* [ENTRIES]
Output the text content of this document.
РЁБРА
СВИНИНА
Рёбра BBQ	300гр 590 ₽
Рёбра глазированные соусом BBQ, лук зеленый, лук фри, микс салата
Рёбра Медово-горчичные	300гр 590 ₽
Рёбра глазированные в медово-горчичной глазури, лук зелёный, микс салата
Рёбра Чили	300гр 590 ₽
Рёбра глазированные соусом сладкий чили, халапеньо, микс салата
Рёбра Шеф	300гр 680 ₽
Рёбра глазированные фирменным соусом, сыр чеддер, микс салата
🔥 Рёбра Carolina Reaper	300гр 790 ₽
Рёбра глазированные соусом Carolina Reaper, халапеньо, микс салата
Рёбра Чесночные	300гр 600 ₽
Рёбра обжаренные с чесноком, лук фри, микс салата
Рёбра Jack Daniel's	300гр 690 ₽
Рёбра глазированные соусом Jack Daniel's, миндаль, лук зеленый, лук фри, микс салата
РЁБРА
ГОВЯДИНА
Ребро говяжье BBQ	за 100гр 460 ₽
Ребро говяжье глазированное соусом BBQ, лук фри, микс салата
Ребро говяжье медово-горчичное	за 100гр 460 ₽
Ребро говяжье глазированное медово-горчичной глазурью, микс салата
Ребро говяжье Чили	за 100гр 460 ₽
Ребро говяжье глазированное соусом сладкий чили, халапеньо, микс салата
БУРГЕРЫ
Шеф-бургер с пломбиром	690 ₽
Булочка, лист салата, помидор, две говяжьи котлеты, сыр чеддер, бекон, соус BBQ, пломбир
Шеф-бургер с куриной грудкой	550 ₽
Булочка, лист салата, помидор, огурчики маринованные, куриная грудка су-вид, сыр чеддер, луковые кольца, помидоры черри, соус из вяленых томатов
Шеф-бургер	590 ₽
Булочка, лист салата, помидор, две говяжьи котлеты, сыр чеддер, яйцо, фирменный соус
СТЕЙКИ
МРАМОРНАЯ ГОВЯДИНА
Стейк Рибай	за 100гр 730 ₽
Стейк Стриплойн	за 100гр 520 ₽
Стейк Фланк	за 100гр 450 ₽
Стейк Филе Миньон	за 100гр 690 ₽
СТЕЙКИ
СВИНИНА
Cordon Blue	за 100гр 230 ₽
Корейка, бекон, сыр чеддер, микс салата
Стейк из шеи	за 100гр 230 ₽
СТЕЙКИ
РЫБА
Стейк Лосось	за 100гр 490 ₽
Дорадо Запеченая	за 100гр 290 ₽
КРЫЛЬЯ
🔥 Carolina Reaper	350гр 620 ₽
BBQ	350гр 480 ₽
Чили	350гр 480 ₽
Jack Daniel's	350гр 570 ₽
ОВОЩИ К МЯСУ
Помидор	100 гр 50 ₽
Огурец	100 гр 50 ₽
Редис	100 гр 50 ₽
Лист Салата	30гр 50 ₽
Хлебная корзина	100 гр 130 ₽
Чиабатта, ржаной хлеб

* [EXERCISE AIM]
Provide only the number of lines in the entries that hold the word "Булочка".

* [RESULT OF THE TASK]
3